## Task inputs
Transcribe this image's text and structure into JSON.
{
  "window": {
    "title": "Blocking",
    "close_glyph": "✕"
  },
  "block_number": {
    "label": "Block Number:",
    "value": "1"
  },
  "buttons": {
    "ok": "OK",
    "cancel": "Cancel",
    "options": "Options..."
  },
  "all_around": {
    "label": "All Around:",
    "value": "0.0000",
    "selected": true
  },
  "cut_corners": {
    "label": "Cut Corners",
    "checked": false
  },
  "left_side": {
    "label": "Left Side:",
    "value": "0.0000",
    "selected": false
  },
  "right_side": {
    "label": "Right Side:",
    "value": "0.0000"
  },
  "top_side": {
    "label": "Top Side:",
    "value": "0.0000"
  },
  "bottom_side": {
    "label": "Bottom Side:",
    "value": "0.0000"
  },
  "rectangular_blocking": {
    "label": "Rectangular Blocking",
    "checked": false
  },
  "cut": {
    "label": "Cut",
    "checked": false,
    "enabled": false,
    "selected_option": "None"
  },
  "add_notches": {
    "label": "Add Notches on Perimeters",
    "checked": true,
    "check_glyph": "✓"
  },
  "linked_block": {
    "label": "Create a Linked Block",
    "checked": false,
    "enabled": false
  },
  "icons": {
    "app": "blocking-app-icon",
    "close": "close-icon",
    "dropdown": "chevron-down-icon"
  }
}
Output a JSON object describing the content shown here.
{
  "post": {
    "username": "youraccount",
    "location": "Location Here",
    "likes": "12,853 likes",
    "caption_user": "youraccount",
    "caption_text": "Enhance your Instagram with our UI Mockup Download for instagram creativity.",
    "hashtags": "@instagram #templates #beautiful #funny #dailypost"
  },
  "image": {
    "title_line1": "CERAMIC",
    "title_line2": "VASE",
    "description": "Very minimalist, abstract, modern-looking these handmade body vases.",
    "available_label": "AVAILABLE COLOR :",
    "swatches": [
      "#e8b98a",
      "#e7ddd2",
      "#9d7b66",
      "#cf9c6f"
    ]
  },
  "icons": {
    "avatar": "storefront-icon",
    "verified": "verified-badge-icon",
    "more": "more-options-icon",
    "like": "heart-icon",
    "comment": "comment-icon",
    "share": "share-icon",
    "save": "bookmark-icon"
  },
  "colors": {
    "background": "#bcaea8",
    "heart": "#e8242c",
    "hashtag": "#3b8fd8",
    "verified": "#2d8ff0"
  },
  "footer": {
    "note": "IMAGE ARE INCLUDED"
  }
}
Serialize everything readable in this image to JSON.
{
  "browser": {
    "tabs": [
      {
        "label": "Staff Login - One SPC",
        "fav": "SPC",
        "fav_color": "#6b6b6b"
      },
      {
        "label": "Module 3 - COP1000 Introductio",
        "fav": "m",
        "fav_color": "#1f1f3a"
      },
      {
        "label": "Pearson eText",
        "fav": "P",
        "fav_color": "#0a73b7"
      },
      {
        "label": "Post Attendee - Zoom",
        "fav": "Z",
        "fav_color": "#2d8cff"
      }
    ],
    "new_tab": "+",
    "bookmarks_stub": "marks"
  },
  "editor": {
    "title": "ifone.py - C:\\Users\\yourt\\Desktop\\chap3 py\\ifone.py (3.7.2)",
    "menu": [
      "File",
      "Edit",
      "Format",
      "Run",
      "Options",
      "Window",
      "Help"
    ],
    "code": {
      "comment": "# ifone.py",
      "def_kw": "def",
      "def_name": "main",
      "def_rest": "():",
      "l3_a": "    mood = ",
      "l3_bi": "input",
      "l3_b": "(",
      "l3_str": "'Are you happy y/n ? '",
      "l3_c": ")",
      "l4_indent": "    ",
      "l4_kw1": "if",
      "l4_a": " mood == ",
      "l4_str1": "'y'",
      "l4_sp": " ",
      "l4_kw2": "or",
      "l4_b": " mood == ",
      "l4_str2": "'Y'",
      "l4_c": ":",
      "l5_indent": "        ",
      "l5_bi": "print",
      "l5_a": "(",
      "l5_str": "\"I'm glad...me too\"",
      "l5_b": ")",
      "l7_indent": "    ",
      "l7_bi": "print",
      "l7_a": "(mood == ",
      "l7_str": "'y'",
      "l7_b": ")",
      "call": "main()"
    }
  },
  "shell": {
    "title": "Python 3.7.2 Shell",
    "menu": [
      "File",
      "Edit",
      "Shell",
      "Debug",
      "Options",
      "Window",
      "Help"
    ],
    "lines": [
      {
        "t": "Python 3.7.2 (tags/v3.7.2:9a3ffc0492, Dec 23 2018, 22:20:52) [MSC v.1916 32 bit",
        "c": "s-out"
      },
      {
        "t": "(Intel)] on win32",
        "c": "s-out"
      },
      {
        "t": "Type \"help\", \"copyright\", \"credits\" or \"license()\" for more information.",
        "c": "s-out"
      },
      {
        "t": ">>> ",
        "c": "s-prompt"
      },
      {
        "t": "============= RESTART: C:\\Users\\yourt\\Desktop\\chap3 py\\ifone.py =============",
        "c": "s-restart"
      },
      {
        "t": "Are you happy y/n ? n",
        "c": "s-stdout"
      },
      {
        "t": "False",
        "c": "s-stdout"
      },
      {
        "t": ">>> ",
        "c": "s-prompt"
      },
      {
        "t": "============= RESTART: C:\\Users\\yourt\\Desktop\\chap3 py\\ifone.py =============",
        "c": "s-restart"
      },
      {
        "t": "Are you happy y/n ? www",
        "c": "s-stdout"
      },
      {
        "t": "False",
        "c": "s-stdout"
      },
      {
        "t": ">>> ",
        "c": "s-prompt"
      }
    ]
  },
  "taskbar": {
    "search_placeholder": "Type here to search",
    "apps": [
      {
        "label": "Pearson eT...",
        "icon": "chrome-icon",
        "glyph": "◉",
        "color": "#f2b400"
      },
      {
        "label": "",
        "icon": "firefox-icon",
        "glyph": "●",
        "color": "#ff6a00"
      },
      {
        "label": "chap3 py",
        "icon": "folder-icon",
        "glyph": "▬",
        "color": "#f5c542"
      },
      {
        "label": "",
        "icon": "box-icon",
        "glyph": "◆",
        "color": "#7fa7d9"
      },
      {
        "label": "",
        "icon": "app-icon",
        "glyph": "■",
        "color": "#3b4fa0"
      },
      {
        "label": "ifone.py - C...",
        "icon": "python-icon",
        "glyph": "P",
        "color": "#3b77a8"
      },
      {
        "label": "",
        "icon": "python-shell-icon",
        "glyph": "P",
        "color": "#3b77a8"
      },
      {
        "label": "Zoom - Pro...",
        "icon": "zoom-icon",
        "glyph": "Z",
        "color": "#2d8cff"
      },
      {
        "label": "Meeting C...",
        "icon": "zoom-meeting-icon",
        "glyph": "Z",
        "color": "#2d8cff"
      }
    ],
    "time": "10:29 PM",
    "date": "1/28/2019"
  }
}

## Work instructions
All of the data shown above must be copied exactly.

## Exercise output
Transcribe this image's text and structure into JSON.
{
  "window": {
    "title": "Blocking",
    "close_glyph": "✕"
  },
  "block_number": {
    "label": "Block Number:",
    "value": "1"
  },
  "buttons": {
    "ok": "OK",
    "cancel": "Cancel",
    "options": "Options..."
  },
  "all_around": {
    "label": "All Around:",
    "value": "0.0000",
    "selected": true
  },
  "cut_corners": {
    "label": "Cut Corners",
    "checked": false
  },
  "left_side": {
    "label": "Left Side:",
    "value": "0.0000",
    "selected": false
  },
  "right_side": {
    "label": "Right Side:",
    "value": "0.0000"
  },
  "top_side": {
    "label": "Top Side:",
    "value": "0.0000"
  },
  "bottom_side": {
    "label": "Bottom Side:",
    "value": "0.0000"
  },
  "rectangular_blocking": {
    "label": "Rectangular Blocking",
    "checked": false
  },
  "cut": {
    "label": "Cut",
    "checked": false,
    "enabled": false,
    "selected_option": "None"
  },
  "add_notches": {
    "label": "Add Notches on Perimeters",
    "checked": true,
    "check_glyph": "✓"
  },
  "linked_block": {
    "label": "Create a Linked Block",
    "checked": false,
    "enabled": false
  },
  "icons": {
    "app": "blocking-app-icon",
    "close": "close-icon",
    "dropdown": "chevron-down-icon"
  }
}
Output a JSON object describing the content shown here.
{
  "post": {
    "username": "youraccount",
    "location": "Location Here",
    "likes": "12,853 likes",
    "caption_user": "youraccount",
    "caption_text": "Enhance your Instagram with our UI Mockup Download for instagram creativity.",
    "hashtags": "@instagram #templates #beautiful #funny #dailypost"
  },
  "image": {
    "title_line1": "CERAMIC",
    "title_line2": "VASE",
    "description": "Very minimalist, abstract, modern-looking these handmade body vases.",
    "available_label": "AVAILABLE COLOR :",
    "swatches": [
      "#e8b98a",
      "#e7ddd2",
      "#9d7b66",
      "#cf9c6f"
    ]
  },
  "icons": {
    "avatar": "storefront-icon",
    "verified": "verified-badge-icon",
    "more": "more-options-icon",
    "like": "heart-icon",
    "comment": "comment-icon",
    "share": "share-icon",
    "save": "bookmark-icon"
  },
  "colors": {
    "background": "#bcaea8",
    "heart": "#e8242c",
    "hashtag": "#3b8fd8",
    "verified": "#2d8ff0"
  },
  "footer": {
    "note": "IMAGE ARE INCLUDED"
  }
}
Serialize everything readable in this image to JSON.
{
  "browser": {
    "tabs": [
      {
        "label": "Staff Login - One SPC",
        "fav": "SPC",
        "fav_color": "#6b6b6b"
      },
      {
        "label": "Module 3 - COP1000 Introductio",
        "fav": "m",
        "fav_color": "#1f1f3a"
      },
      {
        "label": "Pearson eText",
        "fav": "P",
        "fav_color": "#0a73b7"
      },
      {
        "label": "Post Attendee - Zoom",
        "fav": "Z",
        "fav_color": "#2d8cff"
      }
    ],
    "new_tab": "+",
    "bookmarks_stub": "marks"
  },
  "editor": {
    "title": "ifone.py - C:\\Users\\yourt\\Desktop\\chap3 py\\ifone.py (3.7.2)",
    "menu": [
      "File",
      "Edit",
      "Format",
      "Run",
      "Options",
      "Window",
      "Help"
    ],
    "code": {
      "comment": "# ifone.py",
      "def_kw": "def",
      "def_name": "main",
      "def_rest": "():",
      "l3_a": "    mood = ",
      "l3_bi": "input",
      "l3_b": "(",
      "l3_str": "'Are you happy y/n ? '",
      "l3_c": ")",
      "l4_indent": "    ",
      "l4_kw1": "if",
      "l4_a": " mood == ",
      "l4_str1": "'y'",
      "l4_sp": " ",
      "l4_kw2": "or",
      "l4_b": " mood == ",
      "l4_str2": "'Y'",
      "l4_c": ":",
      "l5_indent": "        ",
      "l5_bi": "print",
      "l5_a": "(",
      "l5_str": "\"I'm glad...me too\"",
      "l5_b": ")",
      "l7_indent": "    ",
      "l7_bi": "print",
      "l7_a": "(mood == ",
      "l7_str": "'y'",
      "l7_b": ")",
      "call": "main()"
    }
  },
  "shell": {
    "title": "Python 3.7.2 Shell",
    "menu": [
      "File",
      "Edit",
      "Shell",
      "Debug",
      "Options",
      "Window",
      "Help"
    ],
    "lines": [
      {
        "t": "Python 3.7.2 (tags/v3.7.2:9a3ffc0492, Dec 23 2018, 22:20:52) [MSC v.1916 32 bit",
        "c": "s-out"
      },
      {
        "t": "(Intel)] on win32",
        "c": "s-out"
      },
      {
        "t": "Type \"help\", \"copyright\", \"credits\" or \"license()\" for more information.",
        "c": "s-out"
      },
      {
        "t": ">>> ",
        "c": "s-prompt"
      },
      {
        "t": "============= RESTART: C:\\Users\\yourt\\Desktop\\chap3 py\\ifone.py =============",
        "c": "s-restart"
      },
      {
        "t": "Are you happy y/n ? n",
        "c": "s-stdout"
      },
      {
        "t": "False",
        "c": "s-stdout"
      },
      {
        "t": ">>> ",
        "c": "s-prompt"
      },
      {
        "t": "============= RESTART: C:\\Users\\yourt\\Desktop\\chap3 py\\ifone.py =============",
        "c": "s-restart"
      },
      {
        "t": "Are you happy y/n ? www",
        "c": "s-stdout"
      },
      {
        "t": "False",
        "c": "s-stdout"
      },
      {
        "t": ">>> ",
        "c": "s-prompt"
      }
    ]
  },
  "taskbar": {
    "search_placeholder": "Type here to search",
    "apps": [
      {
        "label": "Pearson eT...",
        "icon": "chrome-icon",
        "glyph": "◉",
        "color": "#f2b400"
      },
      {
        "label": "",
        "icon": "firefox-icon",
        "glyph": "●",
        "color": "#ff6a00"
      },
      {
        "label": "chap3 py",
        "icon": "folder-icon",
        "glyph": "▬",
        "color": "#f5c542"
      },
      {
        "label": "",
        "icon": "box-icon",
        "glyph": "◆",
        "color": "#7fa7d9"
      },
      {
        "label": "",
        "icon": "app-icon",
        "glyph": "■",
        "color": "#3b4fa0"
      },
      {
        "label": "ifone.py - C...",
        "icon": "python-icon",
        "glyph": "P",
        "color": "#3b77a8"
      },
      {
        "label": "",
        "icon": "python-shell-icon",
        "glyph": "P",
        "color": "#3b77a8"
      },
      {
        "label": "Zoom - Pro...",
        "icon": "zoom-icon",
        "glyph": "Z",
        "color": "#2d8cff"
      },
      {
        "label": "Meeting C...",
        "icon": "zoom-meeting-icon",
        "glyph": "Z",
        "color": "#2d8cff"
      }
    ],
    "time": "10:29 PM",
    "date": "1/28/2019"
  }
}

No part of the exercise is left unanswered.